+++ Data provided +++

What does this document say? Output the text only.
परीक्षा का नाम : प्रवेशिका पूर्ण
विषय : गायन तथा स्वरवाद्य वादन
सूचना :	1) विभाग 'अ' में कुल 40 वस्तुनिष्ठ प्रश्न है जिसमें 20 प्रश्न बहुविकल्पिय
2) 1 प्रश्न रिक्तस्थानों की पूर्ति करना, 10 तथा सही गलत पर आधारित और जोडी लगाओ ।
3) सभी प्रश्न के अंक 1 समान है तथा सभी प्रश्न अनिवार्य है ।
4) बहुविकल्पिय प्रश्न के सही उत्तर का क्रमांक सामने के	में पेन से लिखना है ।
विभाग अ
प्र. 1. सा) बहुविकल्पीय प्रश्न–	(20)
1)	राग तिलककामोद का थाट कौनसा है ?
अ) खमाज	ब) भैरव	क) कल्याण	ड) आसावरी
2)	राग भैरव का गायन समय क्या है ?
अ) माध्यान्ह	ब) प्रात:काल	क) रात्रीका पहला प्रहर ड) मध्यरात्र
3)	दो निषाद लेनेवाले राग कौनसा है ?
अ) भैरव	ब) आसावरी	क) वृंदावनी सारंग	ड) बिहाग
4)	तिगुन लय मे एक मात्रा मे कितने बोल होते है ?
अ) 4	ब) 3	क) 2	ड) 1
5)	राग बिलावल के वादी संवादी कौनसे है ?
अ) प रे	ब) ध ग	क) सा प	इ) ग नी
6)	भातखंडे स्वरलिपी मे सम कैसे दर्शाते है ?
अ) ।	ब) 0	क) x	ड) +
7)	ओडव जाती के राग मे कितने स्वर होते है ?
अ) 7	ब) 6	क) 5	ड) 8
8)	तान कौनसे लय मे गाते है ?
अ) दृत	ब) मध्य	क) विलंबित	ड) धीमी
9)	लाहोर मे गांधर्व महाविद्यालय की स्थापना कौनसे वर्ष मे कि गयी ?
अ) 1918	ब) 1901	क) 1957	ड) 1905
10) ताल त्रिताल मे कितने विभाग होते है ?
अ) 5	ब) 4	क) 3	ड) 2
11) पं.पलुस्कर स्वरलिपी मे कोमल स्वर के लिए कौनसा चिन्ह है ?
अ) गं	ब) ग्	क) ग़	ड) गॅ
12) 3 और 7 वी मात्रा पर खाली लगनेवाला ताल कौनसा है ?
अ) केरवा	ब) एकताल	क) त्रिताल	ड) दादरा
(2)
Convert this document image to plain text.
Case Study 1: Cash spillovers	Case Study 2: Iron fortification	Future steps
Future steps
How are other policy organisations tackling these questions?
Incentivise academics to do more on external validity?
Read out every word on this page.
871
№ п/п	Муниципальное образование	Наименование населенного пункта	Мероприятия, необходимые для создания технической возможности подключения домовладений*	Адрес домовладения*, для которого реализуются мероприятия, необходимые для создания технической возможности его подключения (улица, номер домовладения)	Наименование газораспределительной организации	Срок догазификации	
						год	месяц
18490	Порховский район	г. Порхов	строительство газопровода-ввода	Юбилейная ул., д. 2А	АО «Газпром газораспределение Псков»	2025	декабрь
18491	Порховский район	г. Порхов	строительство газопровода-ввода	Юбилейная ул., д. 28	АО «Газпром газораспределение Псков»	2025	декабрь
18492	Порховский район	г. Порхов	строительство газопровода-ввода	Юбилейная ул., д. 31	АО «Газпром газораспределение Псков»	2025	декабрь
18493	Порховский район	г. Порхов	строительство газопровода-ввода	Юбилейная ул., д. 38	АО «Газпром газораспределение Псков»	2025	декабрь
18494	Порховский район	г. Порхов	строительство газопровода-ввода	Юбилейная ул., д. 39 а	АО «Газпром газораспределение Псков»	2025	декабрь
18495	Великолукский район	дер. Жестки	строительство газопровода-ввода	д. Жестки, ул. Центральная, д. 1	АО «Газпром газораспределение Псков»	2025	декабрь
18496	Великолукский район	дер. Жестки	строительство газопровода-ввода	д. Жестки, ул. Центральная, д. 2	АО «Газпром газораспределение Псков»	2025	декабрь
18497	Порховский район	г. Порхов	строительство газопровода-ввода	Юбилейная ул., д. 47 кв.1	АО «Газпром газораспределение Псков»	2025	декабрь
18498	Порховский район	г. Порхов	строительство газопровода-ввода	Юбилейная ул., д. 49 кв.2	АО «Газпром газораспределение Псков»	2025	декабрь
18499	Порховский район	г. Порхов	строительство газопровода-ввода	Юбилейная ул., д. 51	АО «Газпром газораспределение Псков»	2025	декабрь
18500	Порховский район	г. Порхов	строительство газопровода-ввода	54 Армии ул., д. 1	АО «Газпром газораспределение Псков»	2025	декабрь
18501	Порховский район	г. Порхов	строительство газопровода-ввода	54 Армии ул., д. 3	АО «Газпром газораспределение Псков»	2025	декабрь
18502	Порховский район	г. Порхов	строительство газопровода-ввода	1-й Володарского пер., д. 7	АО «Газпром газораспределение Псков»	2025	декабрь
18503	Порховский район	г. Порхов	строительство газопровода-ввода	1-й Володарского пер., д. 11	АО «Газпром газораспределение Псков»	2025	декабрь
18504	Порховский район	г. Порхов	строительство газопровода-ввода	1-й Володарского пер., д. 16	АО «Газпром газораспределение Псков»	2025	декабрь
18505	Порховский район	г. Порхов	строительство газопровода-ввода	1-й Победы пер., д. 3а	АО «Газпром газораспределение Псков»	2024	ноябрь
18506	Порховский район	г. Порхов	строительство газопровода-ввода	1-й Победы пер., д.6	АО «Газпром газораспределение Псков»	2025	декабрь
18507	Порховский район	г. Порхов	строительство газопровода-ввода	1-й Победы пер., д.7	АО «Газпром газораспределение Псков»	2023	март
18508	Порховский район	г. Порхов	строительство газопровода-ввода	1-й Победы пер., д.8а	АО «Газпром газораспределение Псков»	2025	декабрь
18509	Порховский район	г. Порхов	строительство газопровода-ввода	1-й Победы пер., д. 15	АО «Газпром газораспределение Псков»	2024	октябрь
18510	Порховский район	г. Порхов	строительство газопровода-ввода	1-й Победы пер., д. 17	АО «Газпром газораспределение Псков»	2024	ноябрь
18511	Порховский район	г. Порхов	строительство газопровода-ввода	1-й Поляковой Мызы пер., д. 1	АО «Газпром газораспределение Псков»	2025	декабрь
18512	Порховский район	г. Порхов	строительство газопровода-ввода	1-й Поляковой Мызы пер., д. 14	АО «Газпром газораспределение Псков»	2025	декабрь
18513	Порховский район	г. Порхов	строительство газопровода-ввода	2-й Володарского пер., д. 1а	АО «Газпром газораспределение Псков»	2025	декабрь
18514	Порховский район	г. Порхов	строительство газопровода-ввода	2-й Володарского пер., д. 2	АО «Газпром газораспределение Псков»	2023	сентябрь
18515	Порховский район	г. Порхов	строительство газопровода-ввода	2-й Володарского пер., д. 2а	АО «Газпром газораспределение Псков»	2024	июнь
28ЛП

+++

Copy every line above that includes the string "Поляковой".

# Exercise result
18511	Порховский район	г. Порхов	строительство газопровода-ввода	1-й Поляковой Мызы пер., д. 1	АО «Газпром газораспределение Псков»	2025	декабрь
18512	Порховский район	г. Порхов	строительство газопровода-ввода	1-й Поляковой Мызы пер., д. 14	АО «Газпром газораспределение Псков»	2025	декабрь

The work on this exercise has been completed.